■ TASK GOAL
All the entries need to be quoted exactly, apart from the pictures, which you should drop.

■ Dataset items
------

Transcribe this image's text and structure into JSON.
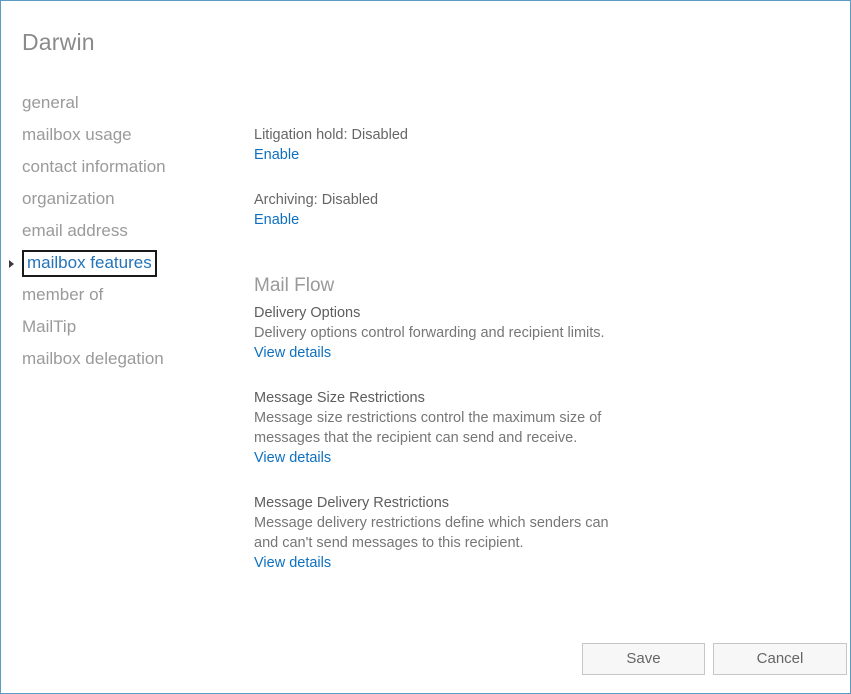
{
  "dialog": {
    "title": "Darwin"
  },
  "nav": {
    "items": [
      {
        "label": "general",
        "selected": false
      },
      {
        "label": "mailbox usage",
        "selected": false
      },
      {
        "label": "contact information",
        "selected": false
      },
      {
        "label": "organization",
        "selected": false
      },
      {
        "label": "email address",
        "selected": false
      },
      {
        "label": "mailbox features",
        "selected": true
      },
      {
        "label": "member of",
        "selected": false
      },
      {
        "label": "MailTip",
        "selected": false
      },
      {
        "label": "mailbox delegation",
        "selected": false
      }
    ]
  },
  "content": {
    "litigation_hold": {
      "status": "Litigation hold: Disabled",
      "action": "Enable"
    },
    "archiving": {
      "status": "Archiving: Disabled",
      "action": "Enable"
    },
    "mail_flow": {
      "heading": "Mail Flow",
      "groups": [
        {
          "title": "Delivery Options",
          "description": "Delivery options control forwarding and recipient limits.",
          "action": "View details"
        },
        {
          "title": "Message Size Restrictions",
          "description": "Message size restrictions control the maximum size of messages that the recipient can send and receive.",
          "action": "View details"
        },
        {
          "title": "Message Delivery Restrictions",
          "description": "Message delivery restrictions define which senders can and can't send messages to this recipient.",
          "action": "View details"
        }
      ]
    }
  },
  "footer": {
    "save_label": "Save",
    "cancel_label": "Cancel"
  },
  "colors": {
    "link": "#0f70bf",
    "selected_nav": "#2573b8",
    "window_border": "#5b9bc4",
    "muted_text": "#9a9a9a"
  }
}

------

■ RESPONSE BELOW
Transcribe this image's text and structure into JSON.
{
  "dialog": {
    "title": "Darwin"
  },
  "nav": {
    "items": [
      {
        "label": "general",
        "selected": false
      },
      {
        "label": "mailbox usage",
        "selected": false
      },
      {
        "label": "contact information",
        "selected": false
      },
      {
        "label": "organization",
        "selected": false
      },
      {
        "label": "email address",
        "selected": false
      },
      {
        "label": "mailbox features",
        "selected": true
      },
      {
        "label": "member of",
        "selected": false
      },
      {
        "label": "MailTip",
        "selected": false
      },
      {
        "label": "mailbox delegation",
        "selected": false
      }
    ]
  },
  "content": {
    "litigation_hold": {
      "status": "Litigation hold: Disabled",
      "action": "Enable"
    },
    "archiving": {
      "status": "Archiving: Disabled",
      "action": "Enable"
    },
    "mail_flow": {
      "heading": "Mail Flow",
      "groups": [
        {
          "title": "Delivery Options",
          "description": "Delivery options control forwarding and recipient limits.",
          "action": "View details"
        },
        {
          "title": "Message Size Restrictions",
          "description": "Message size restrictions control the maximum size of messages that the recipient can send and receive.",
          "action": "View details"
        },
        {
          "title": "Message Delivery Restrictions",
          "description": "Message delivery restrictions define which senders can and can't send messages to this recipient.",
          "action": "View details"
        }
      ]
    }
  },
  "footer": {
    "save_label": "Save",
    "cancel_label": "Cancel"
  },
  "colors": {
    "link": "#0f70bf",
    "selected_nav": "#2573b8",
    "window_border": "#5b9bc4",
    "muted_text": "#9a9a9a"
  }
}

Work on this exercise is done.